▶ _Problem details_
Return the data below line for line, with no changes, and omit the pictures from your output.

========================

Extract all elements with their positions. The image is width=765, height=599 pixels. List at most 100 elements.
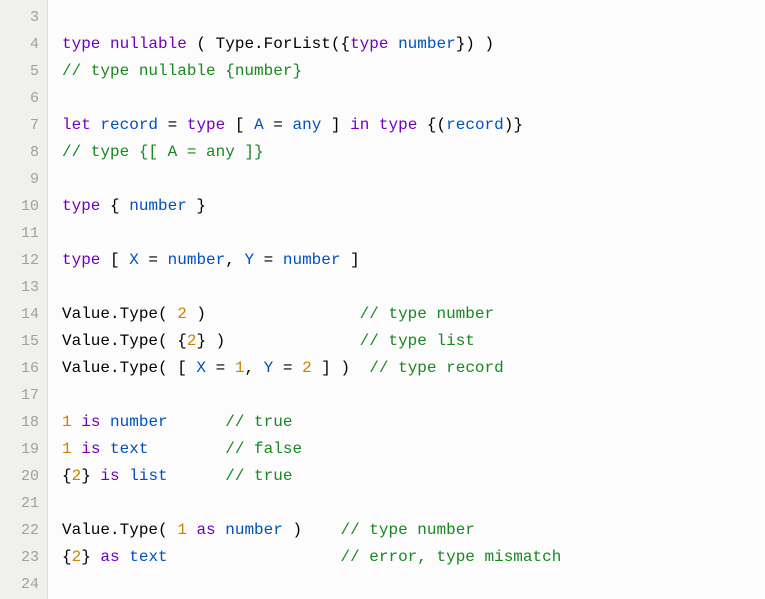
token-kw-id: record xyxy=(446,116,504,134)
code-line[interactable] xyxy=(62,220,765,247)
token-num: 1 xyxy=(177,521,187,539)
code-line[interactable]: Value.Type( 2 ) // type number xyxy=(62,301,765,328)
token-func: Type.ForList xyxy=(216,35,331,53)
token-kw-id: text xyxy=(129,548,167,566)
line-number: 17 xyxy=(4,382,39,409)
line-number: 24 xyxy=(4,571,39,598)
token-comment: // type list xyxy=(360,332,475,350)
line-number: 13 xyxy=(4,274,39,301)
token-op: ( xyxy=(158,305,177,323)
token-op: )} xyxy=(504,116,523,134)
token-kw-type: type xyxy=(187,116,225,134)
token-kw-id: Y xyxy=(264,359,274,377)
token-op: } xyxy=(81,467,100,485)
token-kw-id: number xyxy=(398,35,456,53)
code-line[interactable] xyxy=(62,4,765,31)
token-op: ) xyxy=(187,305,360,323)
code-line[interactable] xyxy=(62,85,765,112)
token-kw-id: number xyxy=(110,413,168,431)
code-editor: 3456789101112131415161718192021222324 ty… xyxy=(0,0,765,599)
code-line[interactable]: Value.Type( {2} ) // type list xyxy=(62,328,765,355)
line-number-gutter: 3456789101112131415161718192021222324 xyxy=(0,0,48,599)
line-number: 20 xyxy=(4,463,39,490)
token-kw-id: Y xyxy=(244,251,254,269)
token-num: 2 xyxy=(72,548,82,566)
token-op: , xyxy=(225,251,244,269)
token-op: ({ xyxy=(331,35,350,53)
token-op: ( [ xyxy=(158,359,196,377)
token-op: [ xyxy=(225,116,254,134)
code-line[interactable]: {2} as text // error, type mismatch xyxy=(62,544,765,571)
code-line[interactable]: type { number } xyxy=(62,193,765,220)
token-kw-type: nullable xyxy=(110,35,187,53)
token-comment: // type record xyxy=(369,359,503,377)
token-op: }) ) xyxy=(456,35,494,53)
token-op xyxy=(168,413,226,431)
token-op: ( { xyxy=(158,332,187,350)
token-op: ] ) xyxy=(312,359,370,377)
token-comment: // type nullable {number} xyxy=(62,62,302,80)
code-line[interactable]: let record = type [ A = any ] in type {(… xyxy=(62,112,765,139)
token-kw-type: in xyxy=(350,116,369,134)
code-line[interactable]: {2} is list // true xyxy=(62,463,765,490)
code-line[interactable] xyxy=(62,274,765,301)
line-number: 11 xyxy=(4,220,39,247)
token-func: Value.Type xyxy=(62,332,158,350)
code-line[interactable]: 1 is number // true xyxy=(62,409,765,436)
token-op: ] xyxy=(340,251,359,269)
token-num: 2 xyxy=(177,305,187,323)
token-kw-id: X xyxy=(129,251,139,269)
code-line[interactable] xyxy=(62,166,765,193)
code-line[interactable]: type [ X = number, Y = number ] xyxy=(62,247,765,274)
token-func: Value.Type xyxy=(62,359,158,377)
token-comment: // true xyxy=(225,467,292,485)
token-op: ] xyxy=(321,116,350,134)
line-number: 8 xyxy=(4,139,39,166)
code-line[interactable] xyxy=(62,571,765,598)
token-kw-type: type xyxy=(62,251,100,269)
token-kw-id: A xyxy=(254,116,264,134)
token-comment: // true xyxy=(225,413,292,431)
code-line[interactable] xyxy=(62,490,765,517)
token-op xyxy=(120,467,130,485)
token-op xyxy=(168,467,226,485)
code-line[interactable]: // type nullable {number} xyxy=(62,58,765,85)
token-kw-id: number xyxy=(283,251,341,269)
token-kw-type: type xyxy=(350,35,388,53)
code-line[interactable]: Value.Type( 1 as number ) // type number xyxy=(62,517,765,544)
code-line[interactable]: type nullable ( Type.ForList({type numbe… xyxy=(62,31,765,58)
line-number: 23 xyxy=(4,544,39,571)
token-func: Value.Type xyxy=(62,521,158,539)
code-line[interactable]: // type {[ A = any ]} xyxy=(62,139,765,166)
token-op: } xyxy=(81,548,100,566)
token-num: 2 xyxy=(187,332,197,350)
token-op xyxy=(72,413,82,431)
token-op: = xyxy=(206,359,235,377)
line-number: 18 xyxy=(4,409,39,436)
token-op: } xyxy=(187,197,206,215)
token-op xyxy=(72,440,82,458)
code-line[interactable]: 1 is text // false xyxy=(62,436,765,463)
token-kw-id: text xyxy=(110,440,148,458)
code-line[interactable]: Value.Type( [ X = 1, Y = 2 ] ) // type r… xyxy=(62,355,765,382)
token-op: = xyxy=(264,116,293,134)
token-op xyxy=(91,116,101,134)
line-number: 16 xyxy=(4,355,39,382)
token-op: [ xyxy=(100,251,129,269)
token-num: 1 xyxy=(235,359,245,377)
line-number: 7 xyxy=(4,112,39,139)
line-number: 22 xyxy=(4,517,39,544)
token-op xyxy=(187,521,197,539)
line-number: 5 xyxy=(4,58,39,85)
token-op: ( xyxy=(187,35,216,53)
code-area[interactable]: type nullable ( Type.ForList({type numbe… xyxy=(48,0,765,599)
token-num: 1 xyxy=(62,440,72,458)
code-line[interactable] xyxy=(62,382,765,409)
token-kw-id: number xyxy=(129,197,187,215)
line-number: 3 xyxy=(4,4,39,31)
token-kw-id: record xyxy=(100,116,158,134)
line-number: 12 xyxy=(4,247,39,274)
token-op: = xyxy=(139,251,168,269)
token-kw-type: as xyxy=(196,521,215,539)
line-number: 10 xyxy=(4,193,39,220)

========================

▶ _Response to this exercise_
Extract all elements with their positions. The image is width=765, height=599 pixels. List at most 100 elements.
token-kw-id: record xyxy=(446,116,504,134)
code-line[interactable] xyxy=(62,220,765,247)
token-num: 1 xyxy=(177,521,187,539)
code-line[interactable]: Value.Type( 2 ) // type number xyxy=(62,301,765,328)
token-func: Type.ForList xyxy=(216,35,331,53)
token-kw-id: text xyxy=(129,548,167,566)
line-number: 17 xyxy=(4,382,39,409)
line-number: 24 xyxy=(4,571,39,598)
token-comment: // type list xyxy=(360,332,475,350)
line-number: 13 xyxy=(4,274,39,301)
token-op: ( xyxy=(158,305,177,323)
token-op: )} xyxy=(504,116,523,134)
token-kw-type: type xyxy=(187,116,225,134)
token-kw-id: Y xyxy=(264,359,274,377)
token-op: } xyxy=(81,467,100,485)
token-kw-id: number xyxy=(398,35,456,53)
code-line[interactable] xyxy=(62,4,765,31)
token-op: ) xyxy=(187,305,360,323)
code-line[interactable] xyxy=(62,85,765,112)
token-kw-id: number xyxy=(110,413,168,431)
code-editor: 3456789101112131415161718192021222324 ty… xyxy=(0,0,765,599)
code-line[interactable]: Value.Type( {2} ) // type list xyxy=(62,328,765,355)
line-number-gutter: 3456789101112131415161718192021222324 xyxy=(0,0,48,599)
line-number: 20 xyxy=(4,463,39,490)
token-kw-id: Y xyxy=(244,251,254,269)
token-num: 2 xyxy=(72,548,82,566)
token-op: , xyxy=(225,251,244,269)
token-op: ({ xyxy=(331,35,350,53)
token-op: ( [ xyxy=(158,359,196,377)
token-op: [ xyxy=(225,116,254,134)
code-line[interactable]: {2} as text // error, type mismatch xyxy=(62,544,765,571)
code-line[interactable]: type { number } xyxy=(62,193,765,220)
token-kw-type: nullable xyxy=(110,35,187,53)
token-comment: // type record xyxy=(369,359,503,377)
token-op: }) ) xyxy=(456,35,494,53)
token-op xyxy=(168,413,226,431)
token-op: ( { xyxy=(158,332,187,350)
token-op: ] ) xyxy=(312,359,370,377)
token-comment: // type nullable {number} xyxy=(62,62,302,80)
code-line[interactable]: let record = type [ A = any ] in type {(… xyxy=(62,112,765,139)
token-kw-type: in xyxy=(350,116,369,134)
code-line[interactable]: {2} is list // true xyxy=(62,463,765,490)
code-line[interactable] xyxy=(62,274,765,301)
line-number: 11 xyxy=(4,220,39,247)
token-func: Value.Type xyxy=(62,332,158,350)
code-line[interactable]: 1 is number // true xyxy=(62,409,765,436)
token-op: ] xyxy=(340,251,359,269)
token-num: 2 xyxy=(177,305,187,323)
token-kw-id: X xyxy=(129,251,139,269)
code-line[interactable] xyxy=(62,166,765,193)
code-line[interactable]: type [ X = number, Y = number ] xyxy=(62,247,765,274)
token-func: Value.Type xyxy=(62,359,158,377)
token-comment: // true xyxy=(225,467,292,485)
token-op: ] xyxy=(321,116,350,134)
line-number: 8 xyxy=(4,139,39,166)
code-line[interactable] xyxy=(62,571,765,598)
token-kw-type: type xyxy=(62,251,100,269)
token-kw-id: A xyxy=(254,116,264,134)
token-comment: // true xyxy=(225,413,292,431)
code-line[interactable] xyxy=(62,490,765,517)
token-op xyxy=(120,467,130,485)
token-op xyxy=(168,467,226,485)
code-line[interactable]: // type nullable {number} xyxy=(62,58,765,85)
token-kw-id: number xyxy=(283,251,341,269)
token-kw-type: type xyxy=(350,35,388,53)
code-line[interactable]: Value.Type( 1 as number ) // type number xyxy=(62,517,765,544)
code-line[interactable]: type nullable ( Type.ForList({type numbe… xyxy=(62,31,765,58)
line-number: 23 xyxy=(4,544,39,571)
token-func: Value.Type xyxy=(62,521,158,539)
code-line[interactable]: // type {[ A = any ]} xyxy=(62,139,765,166)
token-op: } xyxy=(81,548,100,566)
token-num: 2 xyxy=(187,332,197,350)
token-op xyxy=(72,413,82,431)
token-op: = xyxy=(206,359,235,377)
line-number: 18 xyxy=(4,409,39,436)
token-op: } xyxy=(187,197,206,215)
token-op xyxy=(72,440,82,458)
code-line[interactable]: 1 is text // false xyxy=(62,436,765,463)
token-kw-id: text xyxy=(110,440,148,458)
code-line[interactable]: Value.Type( [ X = 1, Y = 2 ] ) // type r… xyxy=(62,355,765,382)
token-op: = xyxy=(264,116,293,134)
token-op xyxy=(91,116,101,134)
line-number: 16 xyxy=(4,355,39,382)
token-op: [ xyxy=(100,251,129,269)
token-num: 1 xyxy=(235,359,245,377)
line-number: 7 xyxy=(4,112,39,139)
line-number: 22 xyxy=(4,517,39,544)
token-op xyxy=(187,521,197,539)
line-number: 5 xyxy=(4,58,39,85)
token-op: ( xyxy=(187,35,216,53)
code-area[interactable]: type nullable ( Type.ForList({type numbe… xyxy=(48,0,765,599)
token-num: 1 xyxy=(62,440,72,458)
code-line[interactable] xyxy=(62,382,765,409)
token-kw-id: number xyxy=(129,197,187,215)
line-number: 3 xyxy=(4,4,39,31)
token-kw-id: record xyxy=(100,116,158,134)
line-number: 12 xyxy=(4,247,39,274)
token-op: = xyxy=(139,251,168,269)
token-kw-type: as xyxy=(196,521,215,539)
line-number: 10 xyxy=(4,193,39,220)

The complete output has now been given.